- **STATED GOAL**: Using the records that follow, copy every line containing the word "ffffff".

- **DATA SHOWN**:
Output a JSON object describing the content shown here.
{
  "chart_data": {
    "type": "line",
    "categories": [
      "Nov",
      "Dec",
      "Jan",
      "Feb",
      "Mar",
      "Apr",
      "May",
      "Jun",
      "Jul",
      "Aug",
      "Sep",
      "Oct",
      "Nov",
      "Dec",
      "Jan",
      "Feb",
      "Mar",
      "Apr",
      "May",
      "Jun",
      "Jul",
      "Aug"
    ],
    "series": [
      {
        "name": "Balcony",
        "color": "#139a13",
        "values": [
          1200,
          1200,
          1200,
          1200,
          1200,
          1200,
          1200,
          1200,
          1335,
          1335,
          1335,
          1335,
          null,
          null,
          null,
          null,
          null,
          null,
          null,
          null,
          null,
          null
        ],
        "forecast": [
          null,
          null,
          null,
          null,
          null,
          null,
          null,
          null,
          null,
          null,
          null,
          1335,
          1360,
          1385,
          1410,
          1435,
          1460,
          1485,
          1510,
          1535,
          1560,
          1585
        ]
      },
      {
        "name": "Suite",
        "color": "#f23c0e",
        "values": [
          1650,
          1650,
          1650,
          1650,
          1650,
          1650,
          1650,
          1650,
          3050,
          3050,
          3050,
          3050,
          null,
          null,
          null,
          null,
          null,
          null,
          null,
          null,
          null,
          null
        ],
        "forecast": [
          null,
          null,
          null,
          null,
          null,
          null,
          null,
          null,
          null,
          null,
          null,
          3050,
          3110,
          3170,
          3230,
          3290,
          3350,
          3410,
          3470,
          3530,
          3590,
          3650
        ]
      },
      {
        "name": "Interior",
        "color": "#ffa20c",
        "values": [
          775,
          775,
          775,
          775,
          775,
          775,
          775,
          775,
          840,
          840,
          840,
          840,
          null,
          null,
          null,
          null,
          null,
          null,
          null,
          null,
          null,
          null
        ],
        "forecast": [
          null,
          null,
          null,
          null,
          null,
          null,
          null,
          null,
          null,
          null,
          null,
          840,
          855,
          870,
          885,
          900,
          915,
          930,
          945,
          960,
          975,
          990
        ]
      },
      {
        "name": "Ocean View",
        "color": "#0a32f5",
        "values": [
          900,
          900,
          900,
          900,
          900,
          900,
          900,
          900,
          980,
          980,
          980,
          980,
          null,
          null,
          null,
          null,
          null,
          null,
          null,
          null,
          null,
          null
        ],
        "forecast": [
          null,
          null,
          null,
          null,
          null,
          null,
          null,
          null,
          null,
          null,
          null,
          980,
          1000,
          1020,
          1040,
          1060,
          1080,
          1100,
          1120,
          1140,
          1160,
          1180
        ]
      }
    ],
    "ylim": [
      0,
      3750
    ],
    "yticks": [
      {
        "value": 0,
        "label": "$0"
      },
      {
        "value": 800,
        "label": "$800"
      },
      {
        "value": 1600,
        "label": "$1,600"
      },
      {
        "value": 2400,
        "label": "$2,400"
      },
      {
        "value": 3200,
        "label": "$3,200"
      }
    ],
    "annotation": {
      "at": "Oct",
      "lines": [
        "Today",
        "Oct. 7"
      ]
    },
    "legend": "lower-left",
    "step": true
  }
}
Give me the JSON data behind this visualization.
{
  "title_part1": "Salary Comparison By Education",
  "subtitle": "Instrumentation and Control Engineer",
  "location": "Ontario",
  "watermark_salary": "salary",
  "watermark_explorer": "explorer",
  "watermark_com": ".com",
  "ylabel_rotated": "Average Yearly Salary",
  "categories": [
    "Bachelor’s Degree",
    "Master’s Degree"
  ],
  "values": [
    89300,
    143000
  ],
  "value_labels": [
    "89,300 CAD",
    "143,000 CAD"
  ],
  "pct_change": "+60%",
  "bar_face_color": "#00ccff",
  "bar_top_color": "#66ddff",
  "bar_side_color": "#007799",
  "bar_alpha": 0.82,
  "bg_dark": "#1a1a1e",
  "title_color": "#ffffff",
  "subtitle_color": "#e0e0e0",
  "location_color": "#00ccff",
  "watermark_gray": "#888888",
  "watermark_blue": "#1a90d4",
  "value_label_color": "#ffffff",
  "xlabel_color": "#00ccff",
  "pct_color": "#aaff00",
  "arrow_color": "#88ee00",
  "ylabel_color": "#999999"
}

- **FINAL RESULT**:
  "title_color": "#ffffff",
  "value_label_color": "#ffffff",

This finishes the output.